Set task:
From the listing below, extract each entry exactly as written, minus the images.

[BEGIN Recorded information]

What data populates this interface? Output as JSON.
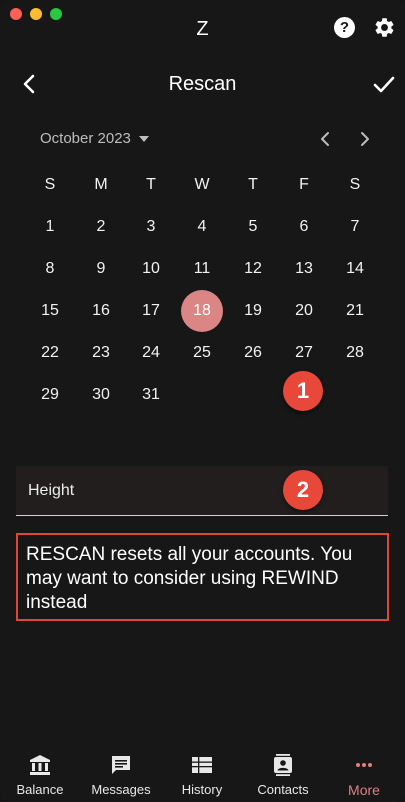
{
  "window": {
    "app_letter": "Z"
  },
  "header": {
    "title": "Rescan"
  },
  "calendar": {
    "month_label": "October 2023",
    "weekdays": [
      "S",
      "M",
      "T",
      "W",
      "T",
      "F",
      "S"
    ],
    "days": [
      "1",
      "2",
      "3",
      "4",
      "5",
      "6",
      "7",
      "8",
      "9",
      "10",
      "11",
      "12",
      "13",
      "14",
      "15",
      "16",
      "17",
      "18",
      "19",
      "20",
      "21",
      "22",
      "23",
      "24",
      "25",
      "26",
      "27",
      "28",
      "29",
      "30",
      "31"
    ],
    "selected_day": "18"
  },
  "markers": [
    "1",
    "2"
  ],
  "height_field": {
    "label": "Height"
  },
  "warning": {
    "text": "RESCAN resets all your accounts. You may want to consider using REWIND instead"
  },
  "bottom_nav": [
    {
      "label": "Balance",
      "icon": "bank-icon"
    },
    {
      "label": "Messages",
      "icon": "message-icon"
    },
    {
      "label": "History",
      "icon": "history-icon"
    },
    {
      "label": "Contacts",
      "icon": "contacts-icon"
    },
    {
      "label": "More",
      "icon": "more-icon",
      "active": true
    }
  ],
  "colors": {
    "accent": "#e07f7f",
    "selected_day": "#db8585",
    "marker": "#e8483a",
    "warning_border": "#e0453a",
    "background": "#171717"
  }
}
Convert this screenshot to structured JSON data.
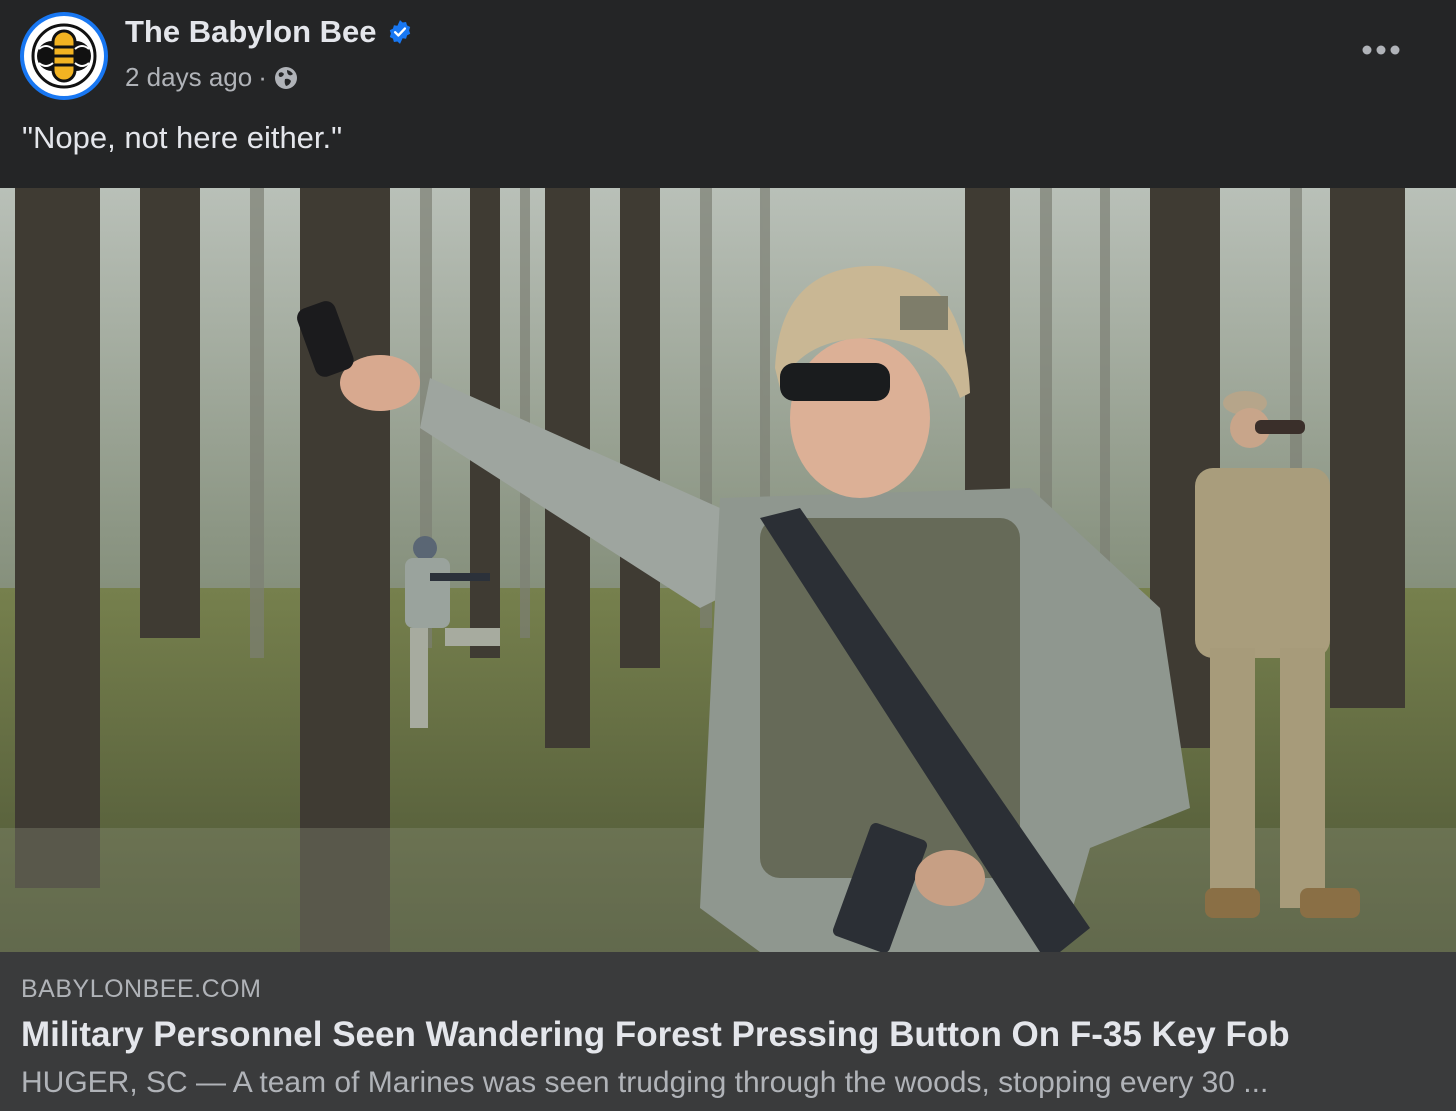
{
  "post": {
    "page_name": "The Babylon Bee",
    "timestamp": "2 days ago",
    "separator": "·",
    "caption": "\"Nope, not here either.\""
  },
  "link": {
    "domain": "BABYLONBEE.COM",
    "headline": "Military Personnel Seen Wandering Forest Pressing Button On F-35 Key Fob",
    "summary": "HUGER, SC — A team of Marines was seen trudging through the woods, stopping every 30 ..."
  },
  "colors": {
    "background": "#242526",
    "link_box": "#3a3b3c",
    "verified": "#1877f2",
    "text_primary": "#e4e6eb",
    "text_secondary": "#b0b3b8"
  },
  "icons": [
    "babylon-bee-logo",
    "verified-badge-icon",
    "globe-icon",
    "more-options-icon"
  ]
}
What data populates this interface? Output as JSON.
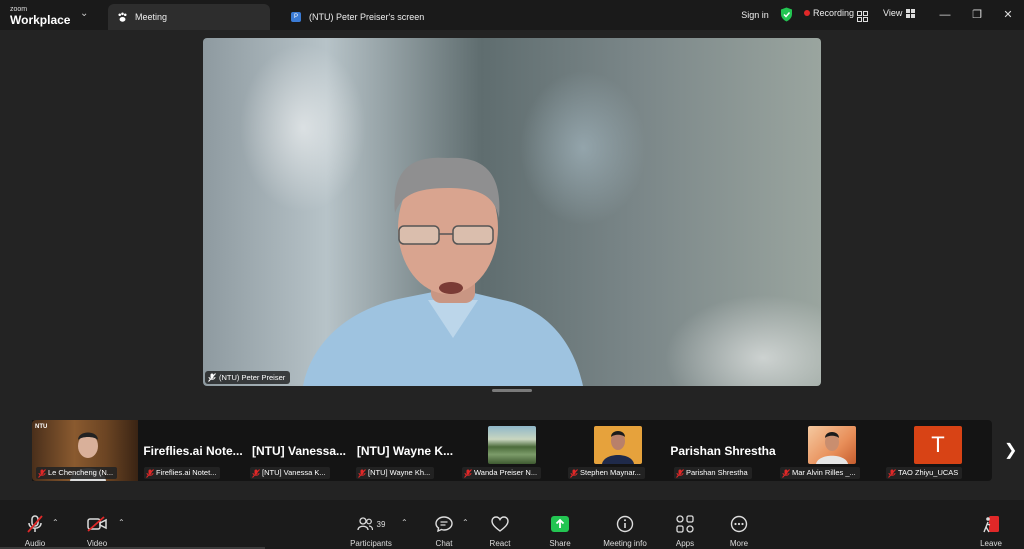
{
  "app": {
    "brand_small": "zoom",
    "brand_big": "Workplace"
  },
  "tabs": [
    {
      "label": "Meeting",
      "icon": "paw-icon"
    },
    {
      "label": "(NTU) Peter Preiser's screen",
      "icon": "screen-share-icon"
    }
  ],
  "titlebar": {
    "sign_in": "Sign in",
    "recording": "Recording",
    "view": "View"
  },
  "main_video": {
    "speaker_name": "(NTU) Peter Preiser"
  },
  "participants_strip": [
    {
      "caption": "Le Chencheng  (N...",
      "big_name": "",
      "type": "video",
      "thumb_label": "NTU"
    },
    {
      "caption": "Fireflies.ai Notet...",
      "big_name": "Fireflies.ai  Note...",
      "type": "name"
    },
    {
      "caption": "[NTU] Vanessa K...",
      "big_name": "[NTU]  Vanessa...",
      "type": "name"
    },
    {
      "caption": "[NTU] Wayne Kh...",
      "big_name": "[NTU]  Wayne  K...",
      "type": "name"
    },
    {
      "caption": "Wanda Preiser N...",
      "big_name": "",
      "type": "photo"
    },
    {
      "caption": "Stephen Maynar...",
      "big_name": "",
      "type": "photo"
    },
    {
      "caption": "Parishan Shrestha",
      "big_name": "Parishan  Shrestha",
      "type": "name"
    },
    {
      "caption": "Mar Alvin Rilles _...",
      "big_name": "",
      "type": "photo"
    },
    {
      "caption": "TAO Zhiyu_UCAS",
      "big_name": "",
      "type": "avatar",
      "avatar_letter": "T"
    }
  ],
  "toolbar": {
    "audio": "Audio",
    "video": "Video",
    "participants": "Participants",
    "participants_count": "39",
    "chat": "Chat",
    "react": "React",
    "share": "Share",
    "meeting_info": "Meeting info",
    "apps": "Apps",
    "more": "More",
    "leave": "Leave"
  },
  "colors": {
    "recording_dot": "#e02828",
    "shield": "#23c552",
    "share_green": "#23c552",
    "muted_red": "#e02828",
    "avatar_orange": "#d84315"
  }
}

[END Recorded information]

Exercise response:
What data populates this interface? Output as JSON.
{
  "window": {
    "app_letter": "Z"
  },
  "header": {
    "title": "Rescan"
  },
  "calendar": {
    "month_label": "October 2023",
    "weekdays": [
      "S",
      "M",
      "T",
      "W",
      "T",
      "F",
      "S"
    ],
    "days": [
      "1",
      "2",
      "3",
      "4",
      "5",
      "6",
      "7",
      "8",
      "9",
      "10",
      "11",
      "12",
      "13",
      "14",
      "15",
      "16",
      "17",
      "18",
      "19",
      "20",
      "21",
      "22",
      "23",
      "24",
      "25",
      "26",
      "27",
      "28",
      "29",
      "30",
      "31"
    ],
    "selected_day": "18"
  },
  "markers": [
    "1",
    "2"
  ],
  "height_field": {
    "label": "Height"
  },
  "warning": {
    "text": "RESCAN resets all your accounts. You may want to consider using REWIND instead"
  },
  "bottom_nav": [
    {
      "label": "Balance",
      "icon": "bank-icon"
    },
    {
      "label": "Messages",
      "icon": "message-icon"
    },
    {
      "label": "History",
      "icon": "history-icon"
    },
    {
      "label": "Contacts",
      "icon": "contacts-icon"
    },
    {
      "label": "More",
      "icon": "more-icon",
      "active": true
    }
  ],
  "colors": {
    "accent": "#e07f7f",
    "selected_day": "#db8585",
    "marker": "#e8483a",
    "warning_border": "#e0453a",
    "background": "#171717"
  }
}
Convert this screenshot to structured JSON data.
{
  "post": {
    "page_name": "The Babylon Bee",
    "timestamp": "2 days ago",
    "separator": "·",
    "caption": "\"Nope, not here either.\""
  },
  "link": {
    "domain": "BABYLONBEE.COM",
    "headline": "Military Personnel Seen Wandering Forest Pressing Button On F-35 Key Fob",
    "summary": "HUGER, SC — A team of Marines was seen trudging through the woods, stopping every 30 ..."
  },
  "colors": {
    "background": "#242526",
    "link_box": "#3a3b3c",
    "verified": "#1877f2",
    "text_primary": "#e4e6eb",
    "text_secondary": "#b0b3b8"
  },
  "icons": [
    "babylon-bee-logo",
    "verified-badge-icon",
    "globe-icon",
    "more-options-icon"
  ]
}
What data populates this interface? Output as JSON.
{
  "app": {
    "brand_small": "zoom",
    "brand_big": "Workplace"
  },
  "tabs": [
    {
      "label": "Meeting",
      "icon": "paw-icon"
    },
    {
      "label": "(NTU) Peter Preiser's screen",
      "icon": "screen-share-icon"
    }
  ],
  "titlebar": {
    "sign_in": "Sign in",
    "recording": "Recording",
    "view": "View"
  },
  "main_video": {
    "speaker_name": "(NTU) Peter Preiser"
  },
  "participants_strip": [
    {
      "caption": "Le Chencheng  (N...",
      "big_name": "",
      "type": "video",
      "thumb_label": "NTU"
    },
    {
      "caption": "Fireflies.ai Notet...",
      "big_name": "Fireflies.ai  Note...",
      "type": "name"
    },
    {
      "caption": "[NTU] Vanessa K...",
      "big_name": "[NTU]  Vanessa...",
      "type": "name"
    },
    {
      "caption": "[NTU] Wayne Kh...",
      "big_name": "[NTU]  Wayne  K...",
      "type": "name"
    },
    {
      "caption": "Wanda Preiser N...",
      "big_name": "",
      "type": "photo"
    },
    {
      "caption": "Stephen Maynar...",
      "big_name": "",
      "type": "photo"
    },
    {
      "caption": "Parishan Shrestha",
      "big_name": "Parishan  Shrestha",
      "type": "name"
    },
    {
      "caption": "Mar Alvin Rilles _...",
      "big_name": "",
      "type": "photo"
    },
    {
      "caption": "TAO Zhiyu_UCAS",
      "big_name": "",
      "type": "avatar",
      "avatar_letter": "T"
    }
  ],
  "toolbar": {
    "audio": "Audio",
    "video": "Video",
    "participants": "Participants",
    "participants_count": "39",
    "chat": "Chat",
    "react": "React",
    "share": "Share",
    "meeting_info": "Meeting info",
    "apps": "Apps",
    "more": "More",
    "leave": "Leave"
  },
  "colors": {
    "recording_dot": "#e02828",
    "shield": "#23c552",
    "share_green": "#23c552",
    "muted_red": "#e02828",
    "avatar_orange": "#d84315"
  }
}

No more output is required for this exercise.